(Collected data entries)
>> Start

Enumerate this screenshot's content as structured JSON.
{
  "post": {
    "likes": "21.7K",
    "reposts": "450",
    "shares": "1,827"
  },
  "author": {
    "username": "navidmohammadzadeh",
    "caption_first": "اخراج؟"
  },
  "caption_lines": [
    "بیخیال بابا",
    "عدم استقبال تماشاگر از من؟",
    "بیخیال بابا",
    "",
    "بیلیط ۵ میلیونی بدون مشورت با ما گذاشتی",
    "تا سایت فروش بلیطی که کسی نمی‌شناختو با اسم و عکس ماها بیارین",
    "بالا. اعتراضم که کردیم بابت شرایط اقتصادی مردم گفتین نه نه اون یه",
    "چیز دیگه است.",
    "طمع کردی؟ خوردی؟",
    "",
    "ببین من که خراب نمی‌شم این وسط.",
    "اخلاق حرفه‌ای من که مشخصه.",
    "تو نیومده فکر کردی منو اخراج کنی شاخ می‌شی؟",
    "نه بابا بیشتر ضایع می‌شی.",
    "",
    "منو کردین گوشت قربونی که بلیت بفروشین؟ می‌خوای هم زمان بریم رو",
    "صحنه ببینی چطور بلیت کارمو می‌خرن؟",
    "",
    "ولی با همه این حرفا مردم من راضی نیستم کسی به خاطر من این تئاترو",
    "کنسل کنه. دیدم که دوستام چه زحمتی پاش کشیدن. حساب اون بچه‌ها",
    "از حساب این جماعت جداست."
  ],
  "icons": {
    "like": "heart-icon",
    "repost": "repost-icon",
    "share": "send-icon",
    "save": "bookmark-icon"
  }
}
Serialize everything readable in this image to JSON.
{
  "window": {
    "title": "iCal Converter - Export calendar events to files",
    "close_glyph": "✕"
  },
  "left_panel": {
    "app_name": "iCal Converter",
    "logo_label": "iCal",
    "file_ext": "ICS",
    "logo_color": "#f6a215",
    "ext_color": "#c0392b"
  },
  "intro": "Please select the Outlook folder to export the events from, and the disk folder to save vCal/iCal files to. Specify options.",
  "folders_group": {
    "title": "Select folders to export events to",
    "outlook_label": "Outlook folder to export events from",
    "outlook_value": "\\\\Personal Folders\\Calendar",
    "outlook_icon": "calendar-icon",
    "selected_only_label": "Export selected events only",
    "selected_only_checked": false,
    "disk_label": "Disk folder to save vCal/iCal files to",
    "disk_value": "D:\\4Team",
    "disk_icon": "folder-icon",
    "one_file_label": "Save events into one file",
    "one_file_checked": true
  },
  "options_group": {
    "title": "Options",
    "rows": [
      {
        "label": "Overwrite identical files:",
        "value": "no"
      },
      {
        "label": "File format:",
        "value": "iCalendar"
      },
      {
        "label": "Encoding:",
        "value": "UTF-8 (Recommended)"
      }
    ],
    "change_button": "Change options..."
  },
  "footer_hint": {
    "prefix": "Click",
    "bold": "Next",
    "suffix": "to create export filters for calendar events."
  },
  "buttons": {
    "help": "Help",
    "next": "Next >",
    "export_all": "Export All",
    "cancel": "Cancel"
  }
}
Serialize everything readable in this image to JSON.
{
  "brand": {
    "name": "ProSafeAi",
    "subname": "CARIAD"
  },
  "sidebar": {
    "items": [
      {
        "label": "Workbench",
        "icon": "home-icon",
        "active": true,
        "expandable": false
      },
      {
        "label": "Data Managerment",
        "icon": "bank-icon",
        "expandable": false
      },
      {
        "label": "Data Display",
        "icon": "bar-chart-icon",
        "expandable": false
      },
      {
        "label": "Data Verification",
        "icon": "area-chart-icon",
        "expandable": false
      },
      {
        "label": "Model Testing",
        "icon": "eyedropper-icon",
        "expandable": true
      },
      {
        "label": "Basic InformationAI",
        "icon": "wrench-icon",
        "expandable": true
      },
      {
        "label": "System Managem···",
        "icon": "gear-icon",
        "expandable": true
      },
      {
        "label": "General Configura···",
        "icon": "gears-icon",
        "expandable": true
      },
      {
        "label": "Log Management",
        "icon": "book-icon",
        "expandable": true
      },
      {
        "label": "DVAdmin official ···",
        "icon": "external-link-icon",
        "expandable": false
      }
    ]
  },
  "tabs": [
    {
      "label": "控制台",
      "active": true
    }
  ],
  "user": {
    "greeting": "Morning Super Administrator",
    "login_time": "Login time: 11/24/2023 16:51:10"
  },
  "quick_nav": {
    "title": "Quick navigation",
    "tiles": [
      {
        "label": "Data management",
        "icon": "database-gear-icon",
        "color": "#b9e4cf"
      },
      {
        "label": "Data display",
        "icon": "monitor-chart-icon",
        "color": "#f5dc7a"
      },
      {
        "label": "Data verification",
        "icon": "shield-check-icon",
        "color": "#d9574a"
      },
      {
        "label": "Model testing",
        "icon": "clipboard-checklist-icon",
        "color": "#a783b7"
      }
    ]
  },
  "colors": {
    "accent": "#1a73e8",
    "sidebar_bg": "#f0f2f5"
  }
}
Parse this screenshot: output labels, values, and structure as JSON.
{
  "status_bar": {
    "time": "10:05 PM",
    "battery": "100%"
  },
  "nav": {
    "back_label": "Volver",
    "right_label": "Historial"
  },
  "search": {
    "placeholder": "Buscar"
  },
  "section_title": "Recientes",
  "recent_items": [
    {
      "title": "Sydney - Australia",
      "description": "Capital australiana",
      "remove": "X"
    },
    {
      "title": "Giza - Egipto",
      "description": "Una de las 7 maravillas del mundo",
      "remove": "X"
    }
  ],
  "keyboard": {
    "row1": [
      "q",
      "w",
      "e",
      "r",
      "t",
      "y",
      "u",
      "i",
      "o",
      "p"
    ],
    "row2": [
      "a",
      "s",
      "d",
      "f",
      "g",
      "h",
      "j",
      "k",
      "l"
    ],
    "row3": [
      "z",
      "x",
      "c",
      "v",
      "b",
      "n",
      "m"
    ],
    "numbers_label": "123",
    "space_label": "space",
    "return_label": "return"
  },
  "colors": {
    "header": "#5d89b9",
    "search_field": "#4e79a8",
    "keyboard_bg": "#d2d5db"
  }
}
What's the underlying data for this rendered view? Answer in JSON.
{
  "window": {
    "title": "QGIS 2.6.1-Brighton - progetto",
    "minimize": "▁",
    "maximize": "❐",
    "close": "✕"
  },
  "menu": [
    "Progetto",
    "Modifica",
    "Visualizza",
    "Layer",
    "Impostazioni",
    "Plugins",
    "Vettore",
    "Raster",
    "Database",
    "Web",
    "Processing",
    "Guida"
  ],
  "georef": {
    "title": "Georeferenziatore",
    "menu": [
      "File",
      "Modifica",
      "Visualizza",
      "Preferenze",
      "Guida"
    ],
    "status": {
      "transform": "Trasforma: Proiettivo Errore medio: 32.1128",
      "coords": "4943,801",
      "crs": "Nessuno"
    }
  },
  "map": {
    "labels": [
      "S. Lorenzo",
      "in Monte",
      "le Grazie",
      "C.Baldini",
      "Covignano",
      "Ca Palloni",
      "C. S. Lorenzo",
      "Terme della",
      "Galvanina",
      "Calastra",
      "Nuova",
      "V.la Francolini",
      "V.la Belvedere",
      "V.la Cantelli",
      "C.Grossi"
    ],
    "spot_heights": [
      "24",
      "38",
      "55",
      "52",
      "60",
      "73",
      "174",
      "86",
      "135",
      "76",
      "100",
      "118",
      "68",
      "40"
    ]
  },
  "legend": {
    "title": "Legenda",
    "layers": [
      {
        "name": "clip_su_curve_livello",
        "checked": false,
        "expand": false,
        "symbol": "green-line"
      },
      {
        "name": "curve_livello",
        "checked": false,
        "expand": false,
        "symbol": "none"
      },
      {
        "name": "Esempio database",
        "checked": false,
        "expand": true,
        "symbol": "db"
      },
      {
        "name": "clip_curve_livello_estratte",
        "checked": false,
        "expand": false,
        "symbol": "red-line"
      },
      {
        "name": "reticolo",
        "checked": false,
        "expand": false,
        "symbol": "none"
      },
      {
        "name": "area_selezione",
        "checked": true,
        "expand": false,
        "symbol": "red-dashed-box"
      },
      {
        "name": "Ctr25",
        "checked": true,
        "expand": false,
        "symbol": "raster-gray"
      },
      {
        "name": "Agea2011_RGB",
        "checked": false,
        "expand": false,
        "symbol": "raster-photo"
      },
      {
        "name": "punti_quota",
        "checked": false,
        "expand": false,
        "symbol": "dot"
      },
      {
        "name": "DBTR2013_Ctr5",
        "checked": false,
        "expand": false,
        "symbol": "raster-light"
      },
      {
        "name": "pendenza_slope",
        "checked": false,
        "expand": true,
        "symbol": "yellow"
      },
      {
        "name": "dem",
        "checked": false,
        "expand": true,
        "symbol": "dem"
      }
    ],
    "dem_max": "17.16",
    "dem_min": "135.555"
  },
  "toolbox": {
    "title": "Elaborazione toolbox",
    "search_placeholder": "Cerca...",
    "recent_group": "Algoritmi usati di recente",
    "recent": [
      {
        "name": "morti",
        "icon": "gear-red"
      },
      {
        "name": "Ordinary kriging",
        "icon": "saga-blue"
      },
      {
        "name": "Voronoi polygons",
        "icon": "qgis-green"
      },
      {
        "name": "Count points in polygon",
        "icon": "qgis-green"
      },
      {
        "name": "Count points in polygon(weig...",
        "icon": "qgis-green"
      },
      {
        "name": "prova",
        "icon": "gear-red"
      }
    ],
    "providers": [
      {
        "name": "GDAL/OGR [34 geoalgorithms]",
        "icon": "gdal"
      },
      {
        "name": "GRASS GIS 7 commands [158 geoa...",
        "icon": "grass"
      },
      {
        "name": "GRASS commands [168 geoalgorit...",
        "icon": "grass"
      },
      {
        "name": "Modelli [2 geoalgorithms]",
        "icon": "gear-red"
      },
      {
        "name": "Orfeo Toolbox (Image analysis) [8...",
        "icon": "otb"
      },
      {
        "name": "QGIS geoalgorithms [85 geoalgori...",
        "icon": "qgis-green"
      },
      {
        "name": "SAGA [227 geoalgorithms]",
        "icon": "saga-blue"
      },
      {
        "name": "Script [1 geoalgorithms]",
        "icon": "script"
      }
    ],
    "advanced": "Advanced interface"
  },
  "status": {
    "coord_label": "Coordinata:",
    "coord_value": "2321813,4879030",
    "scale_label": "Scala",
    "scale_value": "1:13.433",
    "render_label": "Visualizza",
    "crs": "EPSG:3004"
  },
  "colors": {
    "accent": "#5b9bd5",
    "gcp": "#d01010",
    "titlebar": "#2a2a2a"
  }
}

>> End

**INSTRUCTIONS FOR THE TASK:** Search the data for "points" and list every line in which it occurs.

**SOLUTION TO THE PROBLEM:**
        "name": "Count points in polygon",
        "name": "Count points in polygon(weig...",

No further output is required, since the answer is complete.